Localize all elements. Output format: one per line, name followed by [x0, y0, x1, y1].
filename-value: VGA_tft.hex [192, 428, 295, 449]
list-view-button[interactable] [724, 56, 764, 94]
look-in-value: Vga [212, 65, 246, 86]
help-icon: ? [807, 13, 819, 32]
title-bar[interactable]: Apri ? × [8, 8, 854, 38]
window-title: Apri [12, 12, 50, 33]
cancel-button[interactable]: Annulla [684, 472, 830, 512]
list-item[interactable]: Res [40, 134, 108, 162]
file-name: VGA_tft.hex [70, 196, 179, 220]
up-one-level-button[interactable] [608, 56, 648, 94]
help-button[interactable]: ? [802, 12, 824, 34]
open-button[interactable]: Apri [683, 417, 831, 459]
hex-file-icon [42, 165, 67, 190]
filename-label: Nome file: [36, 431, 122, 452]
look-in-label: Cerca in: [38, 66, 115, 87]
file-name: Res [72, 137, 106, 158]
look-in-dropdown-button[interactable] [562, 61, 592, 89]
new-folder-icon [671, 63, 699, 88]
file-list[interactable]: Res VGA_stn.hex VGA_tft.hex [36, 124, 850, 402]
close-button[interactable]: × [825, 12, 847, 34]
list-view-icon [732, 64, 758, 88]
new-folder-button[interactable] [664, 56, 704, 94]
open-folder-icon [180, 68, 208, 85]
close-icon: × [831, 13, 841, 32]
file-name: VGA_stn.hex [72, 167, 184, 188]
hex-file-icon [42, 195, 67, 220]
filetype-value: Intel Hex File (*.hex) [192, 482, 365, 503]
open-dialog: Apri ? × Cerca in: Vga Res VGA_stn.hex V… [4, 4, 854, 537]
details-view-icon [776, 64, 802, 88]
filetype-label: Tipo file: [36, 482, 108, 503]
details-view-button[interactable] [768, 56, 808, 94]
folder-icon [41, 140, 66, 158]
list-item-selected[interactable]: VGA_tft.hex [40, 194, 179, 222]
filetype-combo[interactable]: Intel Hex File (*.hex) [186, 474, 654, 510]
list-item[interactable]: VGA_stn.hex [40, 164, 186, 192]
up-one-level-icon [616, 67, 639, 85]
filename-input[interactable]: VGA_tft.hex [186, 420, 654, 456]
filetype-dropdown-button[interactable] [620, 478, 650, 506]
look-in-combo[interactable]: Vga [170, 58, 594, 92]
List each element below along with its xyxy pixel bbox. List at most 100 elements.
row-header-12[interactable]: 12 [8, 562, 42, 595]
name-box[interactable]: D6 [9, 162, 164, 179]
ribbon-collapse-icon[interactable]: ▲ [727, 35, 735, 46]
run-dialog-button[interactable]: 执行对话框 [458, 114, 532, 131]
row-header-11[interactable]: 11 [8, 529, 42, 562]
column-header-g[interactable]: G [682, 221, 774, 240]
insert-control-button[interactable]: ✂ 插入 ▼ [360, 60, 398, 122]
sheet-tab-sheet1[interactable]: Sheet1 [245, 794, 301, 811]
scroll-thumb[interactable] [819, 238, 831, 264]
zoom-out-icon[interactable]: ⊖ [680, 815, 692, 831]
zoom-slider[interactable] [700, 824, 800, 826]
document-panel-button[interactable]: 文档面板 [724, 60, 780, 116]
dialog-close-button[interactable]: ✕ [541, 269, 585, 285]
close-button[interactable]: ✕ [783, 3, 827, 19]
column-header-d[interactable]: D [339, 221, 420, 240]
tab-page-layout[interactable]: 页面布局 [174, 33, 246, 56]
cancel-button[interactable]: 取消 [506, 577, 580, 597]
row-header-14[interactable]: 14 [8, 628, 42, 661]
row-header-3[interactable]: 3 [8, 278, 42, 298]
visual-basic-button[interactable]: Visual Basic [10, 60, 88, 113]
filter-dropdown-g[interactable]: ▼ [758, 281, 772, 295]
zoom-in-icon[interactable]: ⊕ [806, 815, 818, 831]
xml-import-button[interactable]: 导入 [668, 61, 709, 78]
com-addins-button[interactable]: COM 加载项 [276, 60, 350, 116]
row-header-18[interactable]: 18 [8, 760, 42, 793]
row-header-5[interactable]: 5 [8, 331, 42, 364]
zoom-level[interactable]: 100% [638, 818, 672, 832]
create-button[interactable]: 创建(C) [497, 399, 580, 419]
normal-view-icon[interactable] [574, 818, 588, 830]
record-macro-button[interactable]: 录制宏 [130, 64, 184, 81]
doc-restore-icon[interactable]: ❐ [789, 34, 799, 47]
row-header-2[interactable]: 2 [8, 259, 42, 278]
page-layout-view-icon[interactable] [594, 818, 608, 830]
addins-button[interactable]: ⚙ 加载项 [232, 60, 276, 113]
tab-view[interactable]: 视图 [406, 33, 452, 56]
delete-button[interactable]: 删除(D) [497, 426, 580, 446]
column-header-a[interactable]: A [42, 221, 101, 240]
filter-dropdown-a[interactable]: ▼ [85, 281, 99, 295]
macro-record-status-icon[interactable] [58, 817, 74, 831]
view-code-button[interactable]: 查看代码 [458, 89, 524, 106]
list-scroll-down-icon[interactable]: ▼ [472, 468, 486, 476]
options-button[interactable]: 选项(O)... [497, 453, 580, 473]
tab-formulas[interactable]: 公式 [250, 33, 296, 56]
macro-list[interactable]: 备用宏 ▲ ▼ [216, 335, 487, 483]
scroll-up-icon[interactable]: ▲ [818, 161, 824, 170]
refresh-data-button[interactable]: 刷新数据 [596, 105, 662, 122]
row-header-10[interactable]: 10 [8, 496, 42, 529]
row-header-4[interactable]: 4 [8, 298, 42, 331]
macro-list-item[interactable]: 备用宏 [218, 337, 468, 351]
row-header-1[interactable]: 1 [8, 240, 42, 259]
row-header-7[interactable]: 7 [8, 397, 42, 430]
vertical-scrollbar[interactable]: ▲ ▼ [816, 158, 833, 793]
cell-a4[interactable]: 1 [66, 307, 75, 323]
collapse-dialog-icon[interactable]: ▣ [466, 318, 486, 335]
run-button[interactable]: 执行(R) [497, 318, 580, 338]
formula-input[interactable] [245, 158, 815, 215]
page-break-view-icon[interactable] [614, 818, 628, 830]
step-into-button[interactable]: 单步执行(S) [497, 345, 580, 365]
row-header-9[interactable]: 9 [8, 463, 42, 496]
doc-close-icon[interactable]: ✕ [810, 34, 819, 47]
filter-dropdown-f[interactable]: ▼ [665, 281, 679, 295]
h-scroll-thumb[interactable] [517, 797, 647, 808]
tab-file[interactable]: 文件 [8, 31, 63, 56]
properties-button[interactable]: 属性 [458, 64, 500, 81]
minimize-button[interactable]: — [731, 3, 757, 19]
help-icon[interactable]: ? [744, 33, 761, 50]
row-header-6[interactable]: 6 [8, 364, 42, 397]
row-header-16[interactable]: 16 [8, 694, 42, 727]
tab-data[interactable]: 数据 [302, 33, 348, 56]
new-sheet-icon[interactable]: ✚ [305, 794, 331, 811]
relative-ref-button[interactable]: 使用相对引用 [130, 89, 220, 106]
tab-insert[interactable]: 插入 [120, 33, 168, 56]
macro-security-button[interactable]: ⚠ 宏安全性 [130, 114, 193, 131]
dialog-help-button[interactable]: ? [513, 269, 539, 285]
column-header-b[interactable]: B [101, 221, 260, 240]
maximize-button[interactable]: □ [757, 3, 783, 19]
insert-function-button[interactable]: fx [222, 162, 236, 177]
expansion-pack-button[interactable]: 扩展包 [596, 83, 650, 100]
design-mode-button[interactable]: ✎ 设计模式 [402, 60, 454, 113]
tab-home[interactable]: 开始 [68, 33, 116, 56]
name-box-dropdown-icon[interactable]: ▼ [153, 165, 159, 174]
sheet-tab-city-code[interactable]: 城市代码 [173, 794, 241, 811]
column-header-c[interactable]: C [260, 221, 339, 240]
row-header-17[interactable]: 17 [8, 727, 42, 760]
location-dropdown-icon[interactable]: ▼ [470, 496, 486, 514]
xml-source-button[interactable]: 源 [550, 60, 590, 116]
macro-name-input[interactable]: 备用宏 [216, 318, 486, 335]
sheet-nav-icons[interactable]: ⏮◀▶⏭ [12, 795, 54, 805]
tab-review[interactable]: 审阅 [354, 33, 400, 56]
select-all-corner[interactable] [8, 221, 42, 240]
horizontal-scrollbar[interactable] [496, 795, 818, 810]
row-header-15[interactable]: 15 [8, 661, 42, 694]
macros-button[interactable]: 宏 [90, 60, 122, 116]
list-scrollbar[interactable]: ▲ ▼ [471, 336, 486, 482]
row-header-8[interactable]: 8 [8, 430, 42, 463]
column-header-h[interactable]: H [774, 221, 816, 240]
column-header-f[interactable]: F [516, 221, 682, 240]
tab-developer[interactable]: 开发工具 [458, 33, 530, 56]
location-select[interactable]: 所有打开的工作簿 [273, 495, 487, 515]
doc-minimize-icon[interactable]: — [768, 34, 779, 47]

# # #

» **TASK GOAL**: Copy out the lines above, from the first line through the line containing "open-button[interactable]: Apri [683, 417, 831, 459]", both included.

» **FINISHED ANSWER**:
Localize all elements. Output format: one per line, name followed by [x0, y0, x1, y1].
filename-value: VGA_tft.hex [192, 428, 295, 449]
list-view-button[interactable] [724, 56, 764, 94]
look-in-value: Vga [212, 65, 246, 86]
help-icon: ? [807, 13, 819, 32]
title-bar[interactable]: Apri ? × [8, 8, 854, 38]
window-title: Apri [12, 12, 50, 33]
cancel-button[interactable]: Annulla [684, 472, 830, 512]
list-item[interactable]: Res [40, 134, 108, 162]
file-name: VGA_tft.hex [70, 196, 179, 220]
up-one-level-button[interactable] [608, 56, 648, 94]
help-button[interactable]: ? [802, 12, 824, 34]
open-button[interactable]: Apri [683, 417, 831, 459]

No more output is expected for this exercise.